((

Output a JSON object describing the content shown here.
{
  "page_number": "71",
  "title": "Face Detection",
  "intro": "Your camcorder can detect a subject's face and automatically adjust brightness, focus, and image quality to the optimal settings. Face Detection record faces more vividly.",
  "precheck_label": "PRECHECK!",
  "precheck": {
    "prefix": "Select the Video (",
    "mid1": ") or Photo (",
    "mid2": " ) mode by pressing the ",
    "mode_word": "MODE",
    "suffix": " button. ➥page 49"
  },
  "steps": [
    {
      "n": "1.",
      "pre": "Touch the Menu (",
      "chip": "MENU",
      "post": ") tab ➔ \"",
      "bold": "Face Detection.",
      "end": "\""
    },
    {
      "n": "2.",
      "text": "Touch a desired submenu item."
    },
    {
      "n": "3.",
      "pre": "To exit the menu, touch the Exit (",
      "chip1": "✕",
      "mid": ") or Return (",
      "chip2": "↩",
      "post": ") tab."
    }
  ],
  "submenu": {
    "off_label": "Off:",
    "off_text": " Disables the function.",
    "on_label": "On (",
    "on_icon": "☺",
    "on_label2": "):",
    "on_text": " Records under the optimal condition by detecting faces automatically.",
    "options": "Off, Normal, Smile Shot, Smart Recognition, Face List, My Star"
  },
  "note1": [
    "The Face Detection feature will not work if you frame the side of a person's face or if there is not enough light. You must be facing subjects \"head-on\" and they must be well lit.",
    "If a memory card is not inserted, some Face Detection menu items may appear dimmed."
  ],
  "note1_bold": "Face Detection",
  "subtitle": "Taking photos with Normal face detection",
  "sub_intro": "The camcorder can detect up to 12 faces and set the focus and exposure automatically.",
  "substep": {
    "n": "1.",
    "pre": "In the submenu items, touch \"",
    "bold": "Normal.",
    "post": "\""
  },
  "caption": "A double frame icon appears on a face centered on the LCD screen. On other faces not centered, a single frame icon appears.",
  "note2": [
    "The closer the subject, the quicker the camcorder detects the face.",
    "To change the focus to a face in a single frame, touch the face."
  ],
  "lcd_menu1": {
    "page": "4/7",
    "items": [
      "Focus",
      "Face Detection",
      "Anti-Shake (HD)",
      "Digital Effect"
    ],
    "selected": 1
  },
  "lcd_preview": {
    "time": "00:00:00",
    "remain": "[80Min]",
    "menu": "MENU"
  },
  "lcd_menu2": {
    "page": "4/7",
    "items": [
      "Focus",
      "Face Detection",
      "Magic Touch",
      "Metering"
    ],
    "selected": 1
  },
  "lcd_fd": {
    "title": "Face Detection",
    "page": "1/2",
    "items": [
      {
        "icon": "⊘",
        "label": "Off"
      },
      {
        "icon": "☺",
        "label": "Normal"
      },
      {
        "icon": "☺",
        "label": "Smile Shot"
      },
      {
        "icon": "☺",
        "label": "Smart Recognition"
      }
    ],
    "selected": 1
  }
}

))

### What you should do
Each entry is to be returned in full, character for character.

### Answer to the task
Output a JSON object describing the content shown here.
{
  "page_number": "71",
  "title": "Face Detection",
  "intro": "Your camcorder can detect a subject's face and automatically adjust brightness, focus, and image quality to the optimal settings. Face Detection record faces more vividly.",
  "precheck_label": "PRECHECK!",
  "precheck": {
    "prefix": "Select the Video (",
    "mid1": ") or Photo (",
    "mid2": " ) mode by pressing the ",
    "mode_word": "MODE",
    "suffix": " button. ➥page 49"
  },
  "steps": [
    {
      "n": "1.",
      "pre": "Touch the Menu (",
      "chip": "MENU",
      "post": ") tab ➔ \"",
      "bold": "Face Detection.",
      "end": "\""
    },
    {
      "n": "2.",
      "text": "Touch a desired submenu item."
    },
    {
      "n": "3.",
      "pre": "To exit the menu, touch the Exit (",
      "chip1": "✕",
      "mid": ") or Return (",
      "chip2": "↩",
      "post": ") tab."
    }
  ],
  "submenu": {
    "off_label": "Off:",
    "off_text": " Disables the function.",
    "on_label": "On (",
    "on_icon": "☺",
    "on_label2": "):",
    "on_text": " Records under the optimal condition by detecting faces automatically.",
    "options": "Off, Normal, Smile Shot, Smart Recognition, Face List, My Star"
  },
  "note1": [
    "The Face Detection feature will not work if you frame the side of a person's face or if there is not enough light. You must be facing subjects \"head-on\" and they must be well lit.",
    "If a memory card is not inserted, some Face Detection menu items may appear dimmed."
  ],
  "note1_bold": "Face Detection",
  "subtitle": "Taking photos with Normal face detection",
  "sub_intro": "The camcorder can detect up to 12 faces and set the focus and exposure automatically.",
  "substep": {
    "n": "1.",
    "pre": "In the submenu items, touch \"",
    "bold": "Normal.",
    "post": "\""
  },
  "caption": "A double frame icon appears on a face centered on the LCD screen. On other faces not centered, a single frame icon appears.",
  "note2": [
    "The closer the subject, the quicker the camcorder detects the face.",
    "To change the focus to a face in a single frame, touch the face."
  ],
  "lcd_menu1": {
    "page": "4/7",
    "items": [
      "Focus",
      "Face Detection",
      "Anti-Shake (HD)",
      "Digital Effect"
    ],
    "selected": 1
  },
  "lcd_preview": {
    "time": "00:00:00",
    "remain": "[80Min]",
    "menu": "MENU"
  },
  "lcd_menu2": {
    "page": "4/7",
    "items": [
      "Focus",
      "Face Detection",
      "Magic Touch",
      "Metering"
    ],
    "selected": 1
  },
  "lcd_fd": {
    "title": "Face Detection",
    "page": "1/2",
    "items": [
      {
        "icon": "⊘",
        "label": "Off"
      },
      {
        "icon": "☺",
        "label": "Normal"
      },
      {
        "icon": "☺",
        "label": "Smile Shot"
      },
      {
        "icon": "☺",
        "label": "Smart Recognition"
      }
    ],
    "selected": 1
  }
}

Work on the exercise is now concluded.